[Stored entries]
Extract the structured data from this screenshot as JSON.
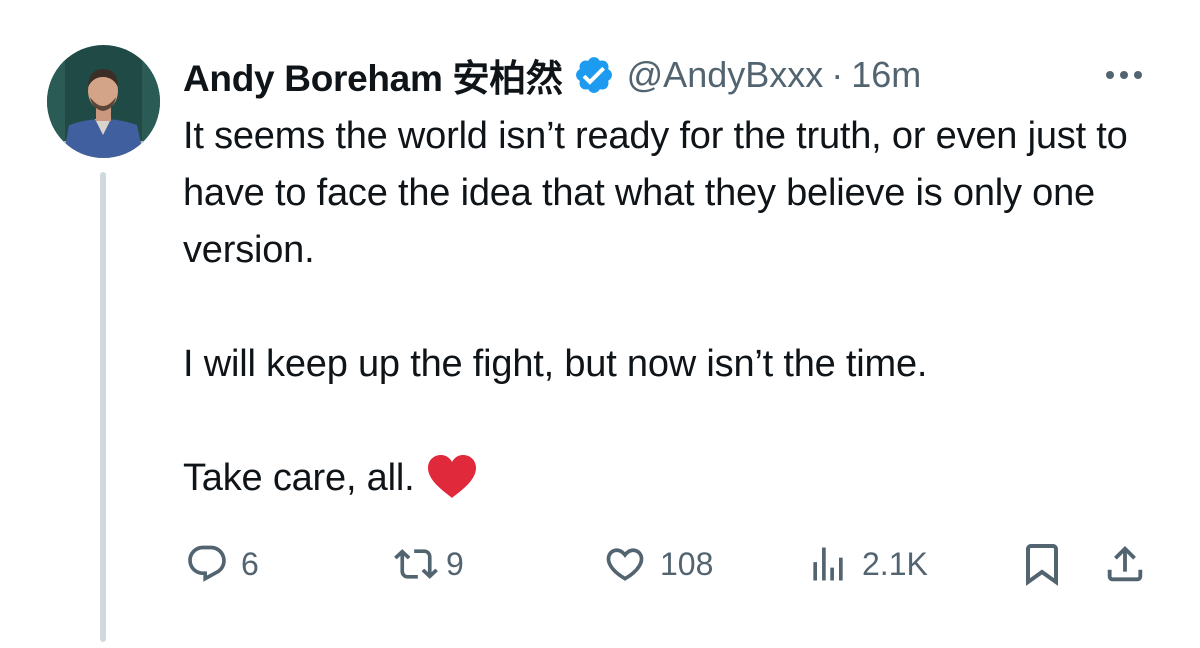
{
  "tweet": {
    "author": {
      "name": "Andy Boreham 安柏然",
      "handle": "@AndyBxxx",
      "verified": true
    },
    "separator": "·",
    "time": "16m",
    "paragraphs": [
      "It seems the world isn’t ready for the truth, or even just to have to face the idea that what they believe is only one version.",
      "I will keep up the fight, but now isn’t the time.",
      "Take care, all."
    ],
    "emoji": "heart-emoji"
  },
  "actions": {
    "replies": "6",
    "reposts": "9",
    "likes": "108",
    "views": "2.1K"
  },
  "icons": {
    "more": "more-horizontal-icon",
    "reply": "reply-icon",
    "repost": "repost-icon",
    "like": "like-icon",
    "views": "views-icon",
    "bookmark": "bookmark-icon",
    "share": "share-icon"
  },
  "colors": {
    "text": "#0f1419",
    "muted": "#536471",
    "verified": "#1d9bf0",
    "thread_line": "#cfd9de",
    "heart": "#e0293b"
  }
}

» **STATED PROBLEM**
Copy out all of the data word for word. Do not carry over any picture.

» **SOLUTION FOR THIS TASK**
Extract the structured data from this screenshot as JSON.
{
  "tweet": {
    "author": {
      "name": "Andy Boreham 安柏然",
      "handle": "@AndyBxxx",
      "verified": true
    },
    "separator": "·",
    "time": "16m",
    "paragraphs": [
      "It seems the world isn’t ready for the truth, or even just to have to face the idea that what they believe is only one version.",
      "I will keep up the fight, but now isn’t the time.",
      "Take care, all."
    ],
    "emoji": "heart-emoji"
  },
  "actions": {
    "replies": "6",
    "reposts": "9",
    "likes": "108",
    "views": "2.1K"
  },
  "icons": {
    "more": "more-horizontal-icon",
    "reply": "reply-icon",
    "repost": "repost-icon",
    "like": "like-icon",
    "views": "views-icon",
    "bookmark": "bookmark-icon",
    "share": "share-icon"
  },
  "colors": {
    "text": "#0f1419",
    "muted": "#536471",
    "verified": "#1d9bf0",
    "thread_line": "#cfd9de",
    "heart": "#e0293b"
  }
}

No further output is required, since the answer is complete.